◆ Work item: Each line containing the word "other" must be copied from the material below.

◆ Stored data:
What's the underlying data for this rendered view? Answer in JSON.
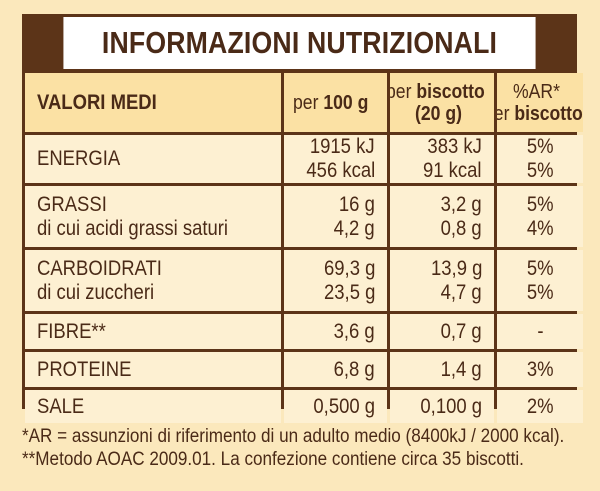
{
  "title": "INFORMAZIONI NUTRIZIONALI",
  "header": {
    "col1": "VALORI MEDI",
    "col2_prefix": "per ",
    "col2_bold": "100 g",
    "col3_prefix": "per ",
    "col3_bold": "biscotto",
    "col3_line2": "(20 g)",
    "col4_line1": "%AR*",
    "col4_prefix": "per ",
    "col4_bold": "biscotto"
  },
  "rows": [
    {
      "labels": [
        "ENERGIA"
      ],
      "per100": [
        "1915 kJ",
        "456 kcal"
      ],
      "perBiscuit": [
        "383 kJ",
        "91 kcal"
      ],
      "ar": [
        "5%",
        "5%"
      ]
    },
    {
      "labels": [
        "GRASSI",
        "di cui acidi grassi saturi"
      ],
      "per100": [
        "16 g",
        "4,2 g"
      ],
      "perBiscuit": [
        "3,2 g",
        "0,8 g"
      ],
      "ar": [
        "5%",
        "4%"
      ]
    },
    {
      "labels": [
        "CARBOIDRATI",
        "di cui zuccheri"
      ],
      "per100": [
        "69,3 g",
        "23,5 g"
      ],
      "perBiscuit": [
        "13,9 g",
        "4,7 g"
      ],
      "ar": [
        "5%",
        "5%"
      ]
    },
    {
      "labels": [
        "FIBRE**"
      ],
      "per100": [
        "3,6 g"
      ],
      "perBiscuit": [
        "0,7 g"
      ],
      "ar": [
        "-"
      ]
    },
    {
      "labels": [
        "PROTEINE"
      ],
      "per100": [
        "6,8 g"
      ],
      "perBiscuit": [
        "1,4 g"
      ],
      "ar": [
        "3%"
      ]
    },
    {
      "labels": [
        "SALE"
      ],
      "per100": [
        "0,500 g"
      ],
      "perBiscuit": [
        "0,100 g"
      ],
      "ar": [
        "2%"
      ]
    }
  ],
  "footnotes": [
    "*AR = assunzioni di riferimento di un adulto medio (8400kJ / 2000 kcal).",
    "**Metodo AOAC 2009.01. La confezione contiene circa 35 biscotti."
  ],
  "colors": {
    "background": "#fbe8bc",
    "border": "#5c3418",
    "text": "#4a2a17",
    "header_cell": "#fbe1a4",
    "body_cell": "#fdf0d2"
  }
}
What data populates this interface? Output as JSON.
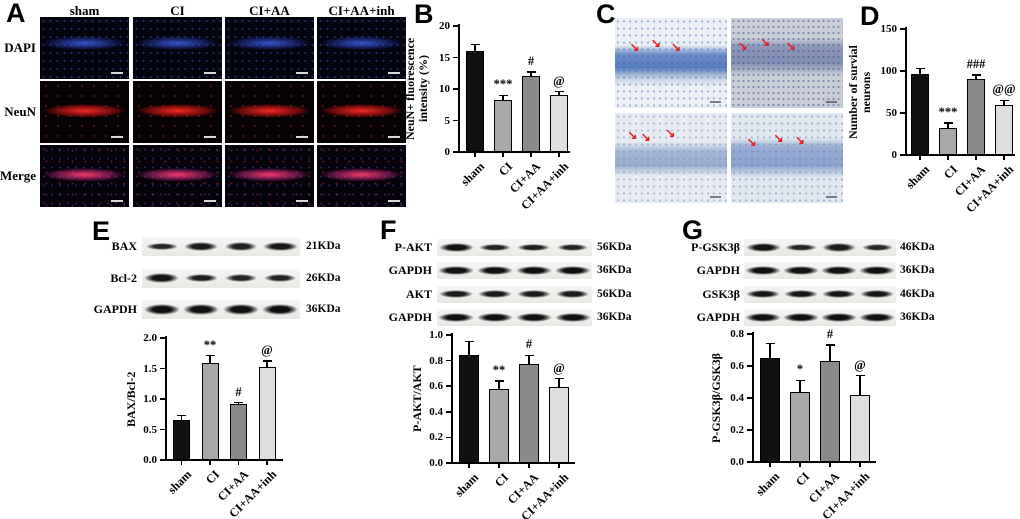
{
  "panel_a": {
    "label": "A",
    "column_headers": [
      "sham",
      "CI",
      "CI+AA",
      "CI+AA+inh"
    ],
    "row_labels": [
      "DAPI",
      "NeuN",
      "Merge"
    ]
  },
  "panel_b": {
    "label": "B"
  },
  "panel_c": {
    "label": "C",
    "arrow_icon": "↘",
    "arrow_color": "#e02020"
  },
  "panel_d": {
    "label": "D"
  },
  "panel_e": {
    "label": "E",
    "blot_rows": [
      {
        "protein": "BAX",
        "kda": "21KDa",
        "bands": [
          0.55,
          0.8,
          0.65,
          0.85
        ]
      },
      {
        "protein": "Bcl-2",
        "kda": "26KDa",
        "bands": [
          0.9,
          0.7,
          0.55,
          0.6
        ]
      },
      {
        "protein": "GAPDH",
        "kda": "36KDa",
        "bands": [
          1,
          1,
          1,
          1
        ]
      }
    ]
  },
  "panel_f": {
    "label": "F",
    "blot_rows": [
      {
        "protein": "P-AKT",
        "kda": "56KDa",
        "bands": [
          0.95,
          0.6,
          0.7,
          0.55
        ]
      },
      {
        "protein": "GAPDH",
        "kda": "36KDa",
        "bands": [
          1,
          1,
          1,
          1
        ]
      },
      {
        "protein": "AKT",
        "kda": "56KDa",
        "bands": [
          0.8,
          0.8,
          0.75,
          0.75
        ]
      },
      {
        "protein": "GAPDH",
        "kda": "36KDa",
        "bands": [
          1,
          1,
          1,
          1
        ]
      }
    ]
  },
  "panel_g": {
    "label": "G",
    "blot_rows": [
      {
        "protein": "P-GSK3β",
        "kda": "46KDa",
        "bands": [
          0.9,
          0.55,
          0.75,
          0.5
        ]
      },
      {
        "protein": "GAPDH",
        "kda": "36KDa",
        "bands": [
          1,
          1,
          1,
          1
        ]
      },
      {
        "protein": "GSK3β",
        "kda": "46KDa",
        "bands": [
          0.85,
          0.85,
          0.85,
          0.85
        ]
      },
      {
        "protein": "GAPDH",
        "kda": "36KDa",
        "bands": [
          1,
          1,
          1,
          1
        ]
      }
    ]
  },
  "bar_colors": [
    "#111111",
    "#a8a8a8",
    "#8a8a8a",
    "#dedede"
  ],
  "chart_data": [
    {
      "id": "B",
      "type": "bar",
      "categories": [
        "sham",
        "CI",
        "CI+AA",
        "CI+AA+inh"
      ],
      "values": [
        16,
        8.3,
        12,
        9.1
      ],
      "errors": [
        1.1,
        0.7,
        0.7,
        0.5
      ],
      "annotations": [
        "",
        "***",
        "#",
        "@"
      ],
      "ylabel": "NeuN+ fluorescence\nintensity (%)",
      "xlabel": "",
      "ylim": [
        0,
        20
      ],
      "ytick_step": 5,
      "decimals": 0
    },
    {
      "id": "D",
      "type": "bar",
      "categories": [
        "sham",
        "CI",
        "CI+AA",
        "CI+AA+inh"
      ],
      "values": [
        97,
        32,
        91,
        59
      ],
      "errors": [
        6,
        6,
        4,
        6
      ],
      "annotations": [
        "",
        "***",
        "###",
        "@@"
      ],
      "ylabel": "Number of survial\nneurons",
      "xlabel": "",
      "ylim": [
        0,
        150
      ],
      "ytick_step": 50,
      "decimals": 0
    },
    {
      "id": "E",
      "type": "bar",
      "categories": [
        "sham",
        "CI",
        "CI+AA",
        "CI+AA+inh"
      ],
      "values": [
        0.66,
        1.59,
        0.91,
        1.52
      ],
      "errors": [
        0.07,
        0.12,
        0.03,
        0.1
      ],
      "annotations": [
        "",
        "**",
        "#",
        "@"
      ],
      "ylabel": "BAX/Bcl-2",
      "xlabel": "",
      "ylim": [
        0,
        2
      ],
      "ytick_step": 0.5,
      "decimals": 1
    },
    {
      "id": "F",
      "type": "bar",
      "categories": [
        "sham",
        "CI",
        "CI+AA",
        "CI+AA+inh"
      ],
      "values": [
        0.84,
        0.58,
        0.77,
        0.59
      ],
      "errors": [
        0.11,
        0.06,
        0.07,
        0.07
      ],
      "annotations": [
        "",
        "**",
        "#",
        "@"
      ],
      "ylabel": "P-AKT/AKT",
      "xlabel": "",
      "ylim": [
        0,
        1
      ],
      "ytick_step": 0.2,
      "decimals": 1
    },
    {
      "id": "G",
      "type": "bar",
      "categories": [
        "sham",
        "CI",
        "CI+AA",
        "CI+AA+inh"
      ],
      "values": [
        0.65,
        0.44,
        0.63,
        0.42
      ],
      "errors": [
        0.09,
        0.07,
        0.1,
        0.12
      ],
      "annotations": [
        "",
        "*",
        "#",
        "@"
      ],
      "ylabel": "P-GSK3β/GSK3β",
      "xlabel": "",
      "ylim": [
        0,
        0.8
      ],
      "ytick_step": 0.2,
      "decimals": 1
    }
  ]
}
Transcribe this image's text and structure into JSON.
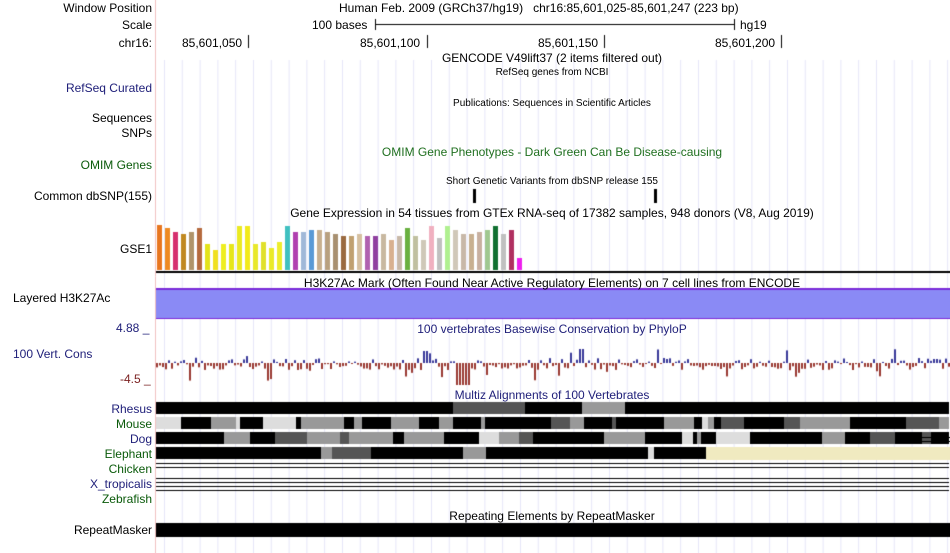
{
  "header": {
    "window_position_label": "Window Position",
    "window_position_value": "Human Feb. 2009 (GRCh37/hg19)   chr16:85,601,025-85,601,247 (223 bp)",
    "scale_label": "Scale",
    "scale_value": "100 bases",
    "assembly": "hg19",
    "chrom_label": "chr16:",
    "ruler_ticks": [
      "85,601,050",
      "85,601,100",
      "85,601,150",
      "85,601,200"
    ]
  },
  "tracks": {
    "gencode_title": "GENCODE V49lift37 (2 items filtered out)",
    "refseq_label": "RefSeq Curated",
    "refseq_title": "RefSeq genes from NCBI",
    "publications_title": "Publications: Sequences in Scientific Articles",
    "sequences_label": "Sequences",
    "snps_label": "SNPs",
    "omim_label": "OMIM Genes",
    "omim_title": "OMIM Gene Phenotypes - Dark Green Can Be Disease-causing",
    "dbsnp_title": "Short Genetic Variants from dbSNP release 155",
    "dbsnp_label": "Common dbSNP(155)",
    "gtex_title": "Gene Expression in 54 tissues from GTEx RNA-seq of 17382 samples, 948 donors (V8, Aug 2019)",
    "gse1_label": "GSE1",
    "h3k27ac_title": "H3K27Ac Mark (Often Found Near Active Regulatory Elements) on 7 cell lines from ENCODE",
    "h3k27ac_label": "Layered H3K27Ac",
    "cons_max": "4.88 _",
    "cons_title": "100 vertebrates Basewise Conservation by PhyloP",
    "cons_label": "100 Vert. Cons",
    "cons_min": "-4.5 _",
    "multiz_title": "Multiz Alignments of 100 Vertebrates",
    "species": [
      "Rhesus",
      "Mouse",
      "Dog",
      "Elephant",
      "Chicken",
      "X_tropicalis",
      "Zebrafish"
    ],
    "repeat_title": "Repeating Elements by RepeatMasker",
    "repeat_label": "RepeatMasker"
  },
  "colors": {
    "track_label_blue": "#20207a",
    "track_label_green": "#0a5a0a",
    "omim_title_green": "#207020",
    "h3k27ac_fill": "#8a8af5",
    "h3k27ac_line": "#7a2ad8",
    "cons_pos": "#3a3a9a",
    "cons_neg": "#9a3a32",
    "elephant_gap": "#f0eac0"
  }
}
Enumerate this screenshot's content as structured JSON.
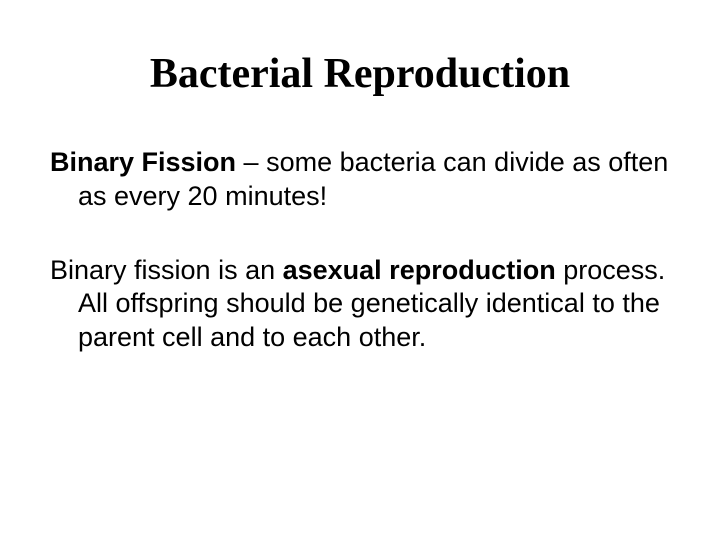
{
  "type": "slide",
  "background_color": "#ffffff",
  "text_color": "#000000",
  "title": {
    "text": "Bacterial Reproduction",
    "font_family": "Times New Roman",
    "font_weight": "bold",
    "font_size_pt": 32,
    "align": "center"
  },
  "paragraphs": [
    {
      "segments": [
        {
          "text": "Binary Fission",
          "bold": true
        },
        {
          "text": " – some bacteria can divide as often as every 20 minutes!",
          "bold": false
        }
      ],
      "font_family": "Arial",
      "font_size_pt": 20
    },
    {
      "segments": [
        {
          "text": "Binary fission is an ",
          "bold": false
        },
        {
          "text": "asexual reproduction",
          "bold": true
        },
        {
          "text": " process.  All offspring should be genetically identical to the parent cell and to each other.",
          "bold": false
        }
      ],
      "font_family": "Arial",
      "font_size_pt": 20
    }
  ],
  "text": {
    "title": "Bacterial Reproduction",
    "p1_s1": "Binary Fission",
    "p1_s2": " – some bacteria can divide as often as every 20 minutes!",
    "p2_s1": "Binary fission is an ",
    "p2_s2": "asexual reproduction",
    "p2_s3": " process.  All offspring should be genetically identical to the parent cell and to each other."
  }
}
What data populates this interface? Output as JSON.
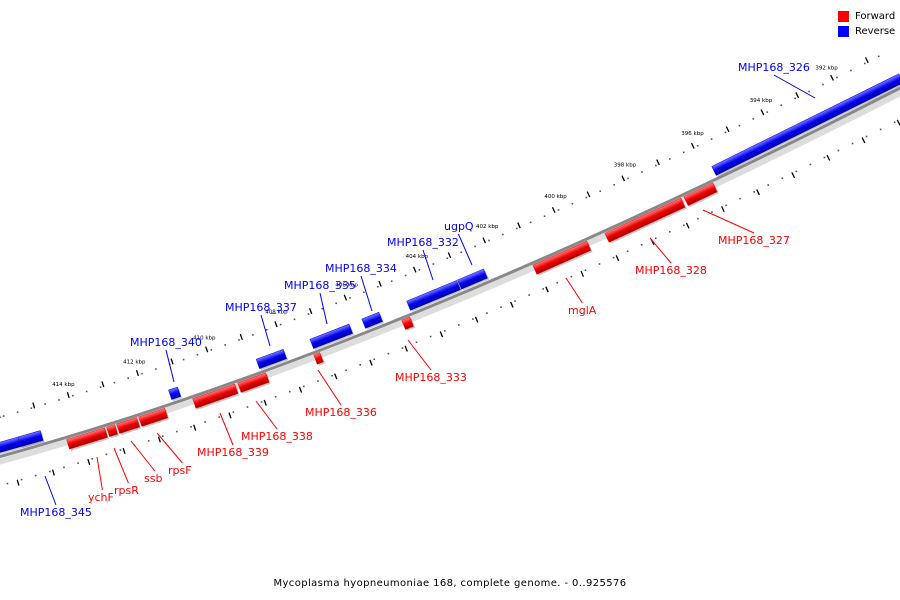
{
  "colors": {
    "forward": "#ff0000",
    "reverse": "#0000ff",
    "backbone": "#888888"
  },
  "legend": [
    {
      "label": "Forward",
      "color": "#ff0000",
      "strand": "forward"
    },
    {
      "label": "Reverse",
      "color": "#0000ff",
      "strand": "reverse"
    }
  ],
  "caption": "Mycoplasma hyopneumoniae 168, complete genome. - 0..925576",
  "ticks": [
    "392 kbp",
    "394 kbp",
    "396 kbp",
    "398 kbp",
    "400 kbp",
    "402 kbp",
    "404 kbp",
    "406 kbp",
    "408 kbp",
    "410 kbp",
    "412 kbp",
    "414 kbp"
  ],
  "genes": [
    {
      "name": "MHP168_326",
      "strand": "reverse"
    },
    {
      "name": "MHP168_327",
      "strand": "forward"
    },
    {
      "name": "MHP168_328",
      "strand": "forward"
    },
    {
      "name": "mglA",
      "strand": "forward"
    },
    {
      "name": "ugpQ",
      "strand": "reverse"
    },
    {
      "name": "MHP168_332",
      "strand": "reverse"
    },
    {
      "name": "MHP168_333",
      "strand": "forward"
    },
    {
      "name": "MHP168_334",
      "strand": "reverse"
    },
    {
      "name": "MHP168_335",
      "strand": "reverse"
    },
    {
      "name": "MHP168_336",
      "strand": "forward"
    },
    {
      "name": "MHP168_337",
      "strand": "reverse"
    },
    {
      "name": "MHP168_338",
      "strand": "forward"
    },
    {
      "name": "MHP168_339",
      "strand": "forward"
    },
    {
      "name": "MHP168_340",
      "strand": "reverse"
    },
    {
      "name": "rpsF",
      "strand": "forward"
    },
    {
      "name": "ssb",
      "strand": "forward"
    },
    {
      "name": "rpsR",
      "strand": "forward"
    },
    {
      "name": "ychF",
      "strand": "forward"
    },
    {
      "name": "MHP168_345",
      "strand": "reverse"
    }
  ]
}
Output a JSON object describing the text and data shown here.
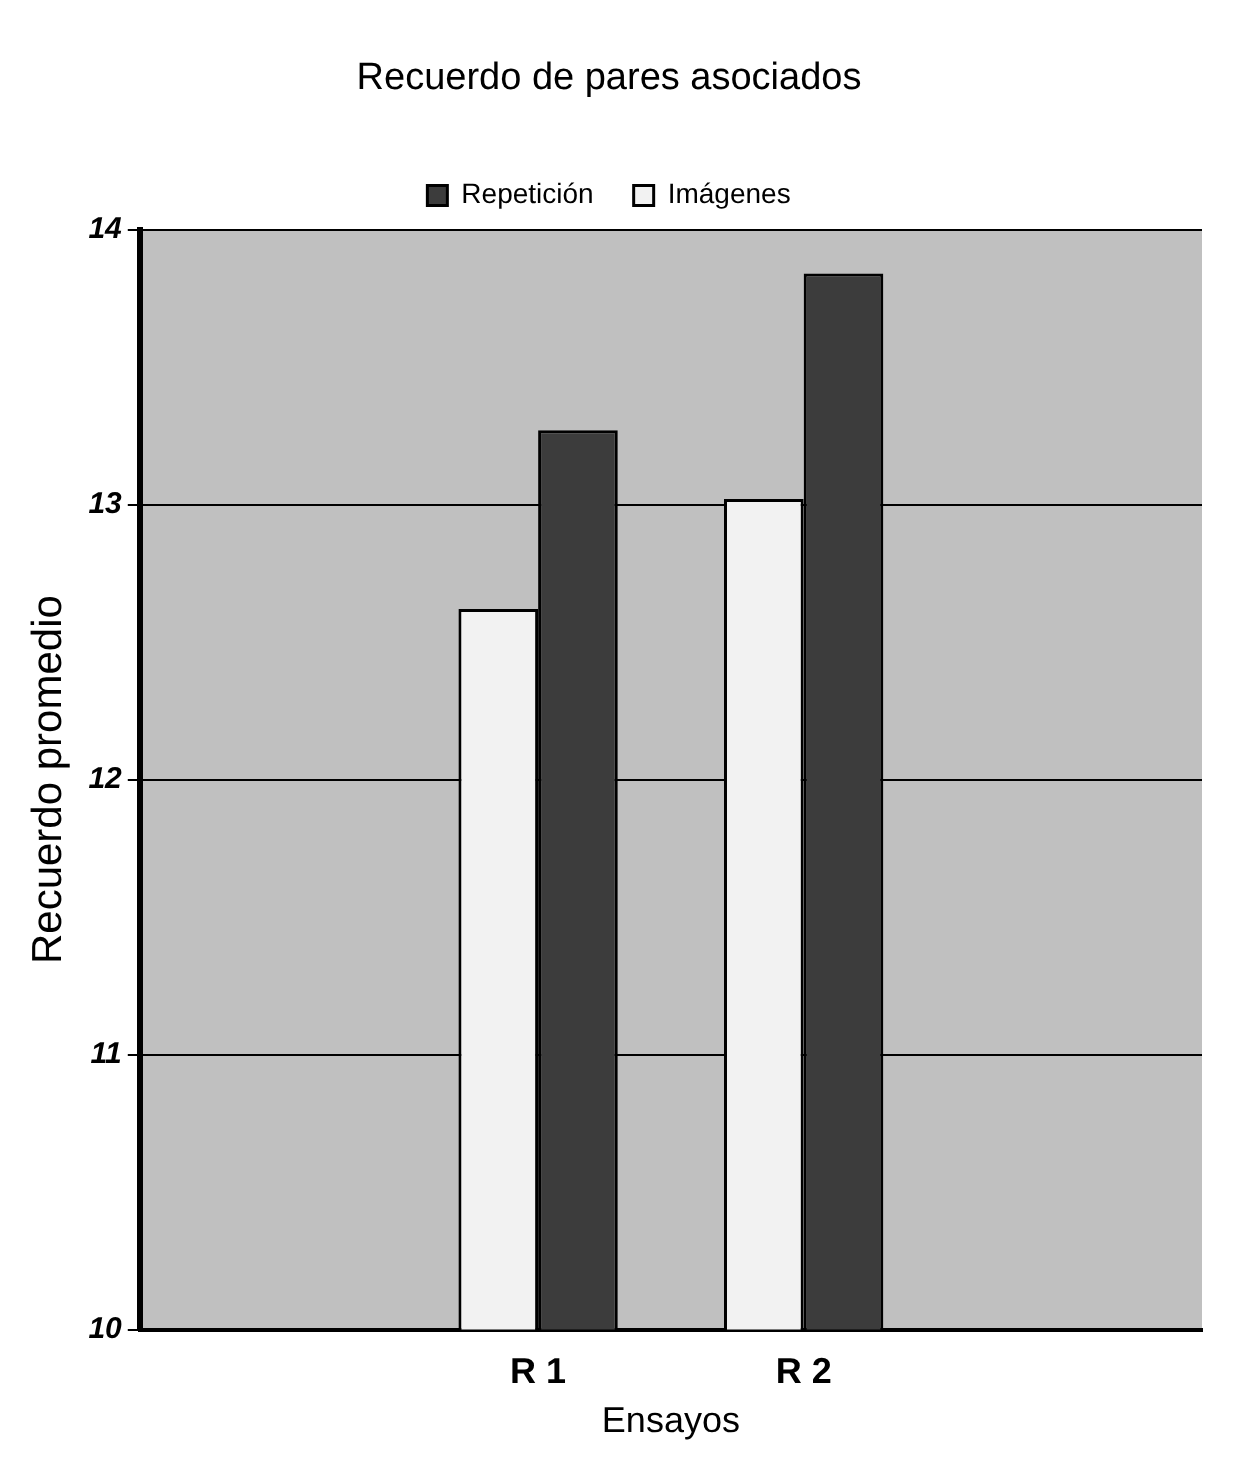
{
  "chart_data": {
    "type": "bar",
    "title": "Recuerdo de pares asociados",
    "xlabel": "Ensayos",
    "ylabel": "Recuerdo promedio",
    "categories": [
      null,
      "R 1",
      "R 2",
      null
    ],
    "series": [
      {
        "name": "Imágenes",
        "color": "#f2f2f2",
        "values": [
          null,
          12.62,
          13.02,
          null
        ]
      },
      {
        "name": "Repetición",
        "color": "#3c3c3c",
        "values": [
          null,
          13.27,
          13.84,
          null
        ]
      }
    ],
    "ylim": [
      10,
      14
    ],
    "yticks": [
      10,
      11,
      12,
      13,
      14
    ],
    "grid": "y",
    "legend": "top"
  }
}
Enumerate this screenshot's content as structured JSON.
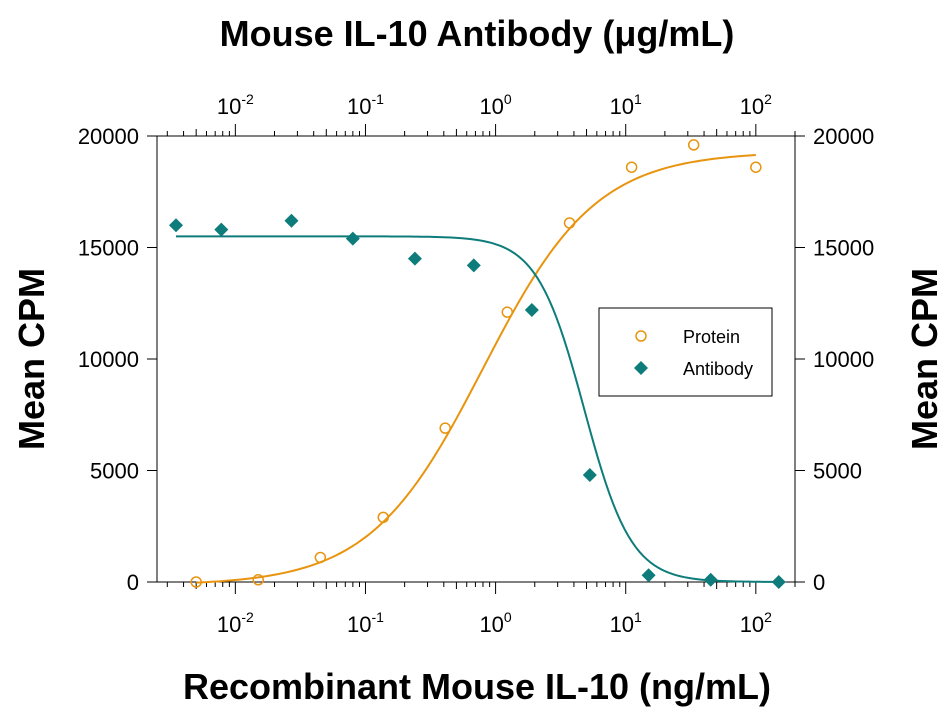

◆ Exercise response:
          "text": " process.  All offspring should be genetically identical to the parent cell and to each other.",
    "p2_s3": " process.  All offspring should be genetically identical to the parent cell and to each other."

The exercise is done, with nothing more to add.